## Problem
Go through the entries below and print each one exactly, leaving out pictures.

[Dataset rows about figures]
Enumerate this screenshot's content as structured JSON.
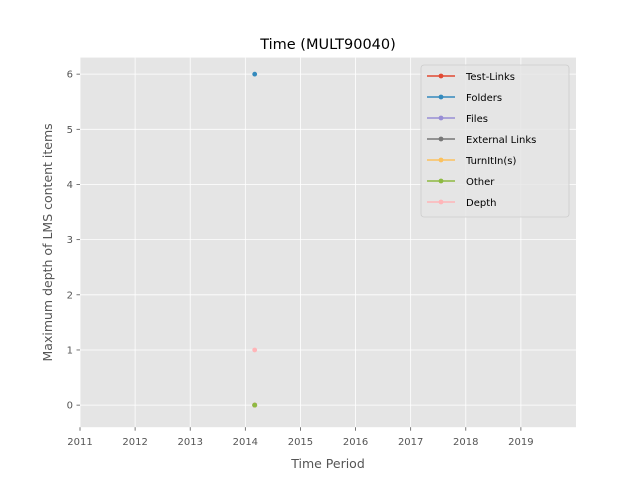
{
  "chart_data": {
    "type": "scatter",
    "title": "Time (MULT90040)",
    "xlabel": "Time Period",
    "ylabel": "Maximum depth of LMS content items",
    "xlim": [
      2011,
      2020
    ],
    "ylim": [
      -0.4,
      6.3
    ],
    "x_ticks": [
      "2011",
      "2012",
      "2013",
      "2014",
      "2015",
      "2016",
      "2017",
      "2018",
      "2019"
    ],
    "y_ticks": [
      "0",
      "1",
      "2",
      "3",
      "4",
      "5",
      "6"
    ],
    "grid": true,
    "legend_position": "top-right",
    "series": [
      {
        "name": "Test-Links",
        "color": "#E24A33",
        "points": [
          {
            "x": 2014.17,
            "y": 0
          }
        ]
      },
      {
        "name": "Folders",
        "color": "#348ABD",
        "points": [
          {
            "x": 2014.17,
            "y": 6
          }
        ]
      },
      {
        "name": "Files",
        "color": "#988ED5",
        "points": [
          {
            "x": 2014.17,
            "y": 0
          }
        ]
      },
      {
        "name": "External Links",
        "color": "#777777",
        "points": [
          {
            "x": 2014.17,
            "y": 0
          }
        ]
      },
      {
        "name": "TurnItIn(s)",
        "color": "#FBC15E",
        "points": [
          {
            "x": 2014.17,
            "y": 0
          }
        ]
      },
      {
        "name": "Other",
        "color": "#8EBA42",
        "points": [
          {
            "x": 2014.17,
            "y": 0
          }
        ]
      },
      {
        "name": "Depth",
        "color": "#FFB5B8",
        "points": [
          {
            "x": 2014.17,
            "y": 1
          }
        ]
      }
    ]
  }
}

## Complete output
Enumerate this screenshot's content as structured JSON.
{
  "chart_data": {
    "type": "scatter",
    "title": "Time (MULT90040)",
    "xlabel": "Time Period",
    "ylabel": "Maximum depth of LMS content items",
    "xlim": [
      2011,
      2020
    ],
    "ylim": [
      -0.4,
      6.3
    ],
    "x_ticks": [
      "2011",
      "2012",
      "2013",
      "2014",
      "2015",
      "2016",
      "2017",
      "2018",
      "2019"
    ],
    "y_ticks": [
      "0",
      "1",
      "2",
      "3",
      "4",
      "5",
      "6"
    ],
    "grid": true,
    "legend_position": "top-right",
    "series": [
      {
        "name": "Test-Links",
        "color": "#E24A33",
        "points": [
          {
            "x": 2014.17,
            "y": 0
          }
        ]
      },
      {
        "name": "Folders",
        "color": "#348ABD",
        "points": [
          {
            "x": 2014.17,
            "y": 6
          }
        ]
      },
      {
        "name": "Files",
        "color": "#988ED5",
        "points": [
          {
            "x": 2014.17,
            "y": 0
          }
        ]
      },
      {
        "name": "External Links",
        "color": "#777777",
        "points": [
          {
            "x": 2014.17,
            "y": 0
          }
        ]
      },
      {
        "name": "TurnItIn(s)",
        "color": "#FBC15E",
        "points": [
          {
            "x": 2014.17,
            "y": 0
          }
        ]
      },
      {
        "name": "Other",
        "color": "#8EBA42",
        "points": [
          {
            "x": 2014.17,
            "y": 0
          }
        ]
      },
      {
        "name": "Depth",
        "color": "#FFB5B8",
        "points": [
          {
            "x": 2014.17,
            "y": 1
          }
        ]
      }
    ]
  }
}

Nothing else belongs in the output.